◆ **Requirement**
Work out how many lines in the listing below include the word "SRMTID"; answer with the number alone.

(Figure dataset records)
* * * * * * *
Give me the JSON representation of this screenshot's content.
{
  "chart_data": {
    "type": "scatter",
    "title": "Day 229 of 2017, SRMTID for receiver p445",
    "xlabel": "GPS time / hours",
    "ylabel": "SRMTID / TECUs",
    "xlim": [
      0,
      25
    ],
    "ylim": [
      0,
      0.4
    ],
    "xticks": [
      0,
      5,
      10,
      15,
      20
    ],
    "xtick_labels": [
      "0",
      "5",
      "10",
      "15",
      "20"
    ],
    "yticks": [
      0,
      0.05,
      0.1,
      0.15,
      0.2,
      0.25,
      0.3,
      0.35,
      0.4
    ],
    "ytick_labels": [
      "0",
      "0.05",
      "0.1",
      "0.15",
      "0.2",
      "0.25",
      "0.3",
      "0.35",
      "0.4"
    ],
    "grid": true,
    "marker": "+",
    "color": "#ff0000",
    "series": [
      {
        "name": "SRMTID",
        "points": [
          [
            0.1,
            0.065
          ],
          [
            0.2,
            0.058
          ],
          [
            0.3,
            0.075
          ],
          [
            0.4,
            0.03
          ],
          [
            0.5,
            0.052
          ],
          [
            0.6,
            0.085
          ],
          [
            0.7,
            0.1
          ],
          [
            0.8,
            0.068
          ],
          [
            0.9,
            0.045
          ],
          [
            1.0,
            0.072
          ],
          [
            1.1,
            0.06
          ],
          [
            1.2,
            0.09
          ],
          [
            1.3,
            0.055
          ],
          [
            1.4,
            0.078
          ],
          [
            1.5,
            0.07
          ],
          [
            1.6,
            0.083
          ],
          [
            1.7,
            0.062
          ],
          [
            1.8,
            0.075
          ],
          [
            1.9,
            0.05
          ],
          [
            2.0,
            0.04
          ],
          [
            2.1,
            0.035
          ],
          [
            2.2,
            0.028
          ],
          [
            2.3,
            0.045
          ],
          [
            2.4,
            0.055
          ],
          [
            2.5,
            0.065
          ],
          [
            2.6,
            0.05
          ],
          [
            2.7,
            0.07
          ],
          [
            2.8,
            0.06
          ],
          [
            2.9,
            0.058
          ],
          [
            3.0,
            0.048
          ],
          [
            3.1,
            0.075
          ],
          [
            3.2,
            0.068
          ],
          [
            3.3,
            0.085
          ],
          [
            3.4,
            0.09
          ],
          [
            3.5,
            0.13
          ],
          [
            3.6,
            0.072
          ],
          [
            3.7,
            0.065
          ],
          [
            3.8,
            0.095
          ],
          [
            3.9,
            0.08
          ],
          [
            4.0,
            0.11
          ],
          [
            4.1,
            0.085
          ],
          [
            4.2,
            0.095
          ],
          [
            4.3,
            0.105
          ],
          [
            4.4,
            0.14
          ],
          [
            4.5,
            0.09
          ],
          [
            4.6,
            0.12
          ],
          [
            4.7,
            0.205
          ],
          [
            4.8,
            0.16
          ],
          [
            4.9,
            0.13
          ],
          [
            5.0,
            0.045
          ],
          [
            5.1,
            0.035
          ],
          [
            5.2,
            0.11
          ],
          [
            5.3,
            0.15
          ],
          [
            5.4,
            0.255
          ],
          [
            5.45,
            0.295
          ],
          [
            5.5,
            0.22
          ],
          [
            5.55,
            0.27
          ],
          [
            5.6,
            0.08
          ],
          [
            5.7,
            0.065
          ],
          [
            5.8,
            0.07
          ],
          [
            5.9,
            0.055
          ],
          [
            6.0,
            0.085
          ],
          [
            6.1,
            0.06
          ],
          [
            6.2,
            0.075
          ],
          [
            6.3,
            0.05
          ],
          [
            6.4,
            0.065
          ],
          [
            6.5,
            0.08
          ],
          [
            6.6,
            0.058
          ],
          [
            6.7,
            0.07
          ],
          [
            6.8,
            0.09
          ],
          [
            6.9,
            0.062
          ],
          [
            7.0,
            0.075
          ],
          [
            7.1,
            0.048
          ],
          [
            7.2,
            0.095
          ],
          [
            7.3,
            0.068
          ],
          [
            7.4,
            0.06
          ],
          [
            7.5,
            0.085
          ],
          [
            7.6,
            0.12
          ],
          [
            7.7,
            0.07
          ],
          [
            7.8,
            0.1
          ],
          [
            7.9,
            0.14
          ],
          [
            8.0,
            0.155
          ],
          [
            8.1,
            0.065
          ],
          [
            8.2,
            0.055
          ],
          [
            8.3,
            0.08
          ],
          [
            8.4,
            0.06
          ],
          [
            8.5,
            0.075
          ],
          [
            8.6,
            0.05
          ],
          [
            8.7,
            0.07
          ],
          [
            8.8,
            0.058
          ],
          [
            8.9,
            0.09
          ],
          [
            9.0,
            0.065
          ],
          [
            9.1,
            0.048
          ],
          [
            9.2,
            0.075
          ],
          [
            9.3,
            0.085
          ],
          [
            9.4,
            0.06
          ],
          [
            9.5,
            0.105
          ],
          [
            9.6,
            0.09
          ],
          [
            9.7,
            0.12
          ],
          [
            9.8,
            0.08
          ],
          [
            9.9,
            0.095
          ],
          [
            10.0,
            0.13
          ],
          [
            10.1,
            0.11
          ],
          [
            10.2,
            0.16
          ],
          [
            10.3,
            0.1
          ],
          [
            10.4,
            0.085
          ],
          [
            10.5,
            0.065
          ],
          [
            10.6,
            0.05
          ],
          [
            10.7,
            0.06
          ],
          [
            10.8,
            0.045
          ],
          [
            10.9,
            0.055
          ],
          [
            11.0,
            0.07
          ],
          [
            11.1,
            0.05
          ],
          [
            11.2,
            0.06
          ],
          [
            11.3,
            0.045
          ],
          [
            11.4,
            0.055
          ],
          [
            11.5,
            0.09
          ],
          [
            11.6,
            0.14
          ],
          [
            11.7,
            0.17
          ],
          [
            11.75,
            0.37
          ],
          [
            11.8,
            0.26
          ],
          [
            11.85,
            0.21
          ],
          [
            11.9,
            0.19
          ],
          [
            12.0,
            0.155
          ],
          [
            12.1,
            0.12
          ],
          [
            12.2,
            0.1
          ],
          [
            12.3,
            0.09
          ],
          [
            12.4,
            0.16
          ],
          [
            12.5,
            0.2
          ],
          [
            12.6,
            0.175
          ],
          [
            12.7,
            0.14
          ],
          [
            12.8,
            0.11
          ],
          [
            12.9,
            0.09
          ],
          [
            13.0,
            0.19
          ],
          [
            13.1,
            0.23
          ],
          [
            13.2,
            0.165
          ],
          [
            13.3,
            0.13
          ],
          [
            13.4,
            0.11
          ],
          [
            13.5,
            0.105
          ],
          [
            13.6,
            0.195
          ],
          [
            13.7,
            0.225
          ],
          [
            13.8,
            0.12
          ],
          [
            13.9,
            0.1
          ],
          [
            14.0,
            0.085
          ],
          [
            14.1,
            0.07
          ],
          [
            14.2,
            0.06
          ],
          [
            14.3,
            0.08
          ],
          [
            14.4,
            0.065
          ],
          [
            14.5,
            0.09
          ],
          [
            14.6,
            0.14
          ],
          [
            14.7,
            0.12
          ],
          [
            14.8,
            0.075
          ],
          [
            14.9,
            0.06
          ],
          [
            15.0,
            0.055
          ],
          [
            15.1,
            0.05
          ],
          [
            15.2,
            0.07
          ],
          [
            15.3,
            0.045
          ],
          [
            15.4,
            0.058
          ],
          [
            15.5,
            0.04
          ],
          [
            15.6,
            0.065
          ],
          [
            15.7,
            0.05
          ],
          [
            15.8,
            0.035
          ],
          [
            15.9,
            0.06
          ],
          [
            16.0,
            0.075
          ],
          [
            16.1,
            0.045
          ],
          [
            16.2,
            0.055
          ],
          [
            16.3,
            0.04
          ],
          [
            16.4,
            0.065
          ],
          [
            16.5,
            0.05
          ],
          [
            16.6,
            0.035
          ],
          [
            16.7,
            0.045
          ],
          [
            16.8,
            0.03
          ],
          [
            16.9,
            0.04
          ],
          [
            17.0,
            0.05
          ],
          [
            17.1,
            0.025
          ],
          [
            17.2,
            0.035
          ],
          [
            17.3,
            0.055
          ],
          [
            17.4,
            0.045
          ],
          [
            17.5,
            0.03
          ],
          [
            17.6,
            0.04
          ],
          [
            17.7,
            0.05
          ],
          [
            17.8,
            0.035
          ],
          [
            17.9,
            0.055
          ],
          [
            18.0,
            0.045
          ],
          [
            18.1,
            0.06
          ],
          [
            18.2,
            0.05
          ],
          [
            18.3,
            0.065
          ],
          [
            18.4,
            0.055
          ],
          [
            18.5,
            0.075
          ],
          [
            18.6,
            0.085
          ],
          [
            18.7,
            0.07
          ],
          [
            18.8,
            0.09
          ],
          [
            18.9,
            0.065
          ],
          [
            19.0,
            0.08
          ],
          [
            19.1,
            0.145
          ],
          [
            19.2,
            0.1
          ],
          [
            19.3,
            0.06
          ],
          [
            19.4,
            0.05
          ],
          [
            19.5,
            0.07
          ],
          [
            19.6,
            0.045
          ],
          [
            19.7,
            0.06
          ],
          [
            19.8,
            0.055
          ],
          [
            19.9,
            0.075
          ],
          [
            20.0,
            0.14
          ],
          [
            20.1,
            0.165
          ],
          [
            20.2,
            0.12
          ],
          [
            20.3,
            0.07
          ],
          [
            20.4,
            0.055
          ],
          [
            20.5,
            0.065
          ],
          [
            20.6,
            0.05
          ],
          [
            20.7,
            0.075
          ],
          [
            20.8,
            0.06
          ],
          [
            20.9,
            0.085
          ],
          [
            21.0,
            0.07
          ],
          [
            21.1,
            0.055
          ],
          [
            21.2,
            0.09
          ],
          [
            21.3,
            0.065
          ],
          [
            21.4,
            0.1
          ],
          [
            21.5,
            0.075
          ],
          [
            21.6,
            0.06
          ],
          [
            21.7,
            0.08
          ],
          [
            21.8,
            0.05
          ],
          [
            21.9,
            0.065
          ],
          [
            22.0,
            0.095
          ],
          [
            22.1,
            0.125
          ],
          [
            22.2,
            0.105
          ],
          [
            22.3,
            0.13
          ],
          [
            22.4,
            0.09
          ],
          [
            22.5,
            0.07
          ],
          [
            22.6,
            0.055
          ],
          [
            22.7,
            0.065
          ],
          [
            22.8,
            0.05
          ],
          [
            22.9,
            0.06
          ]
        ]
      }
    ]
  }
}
* * * * * * *
◆ **Reply to the exercise**
3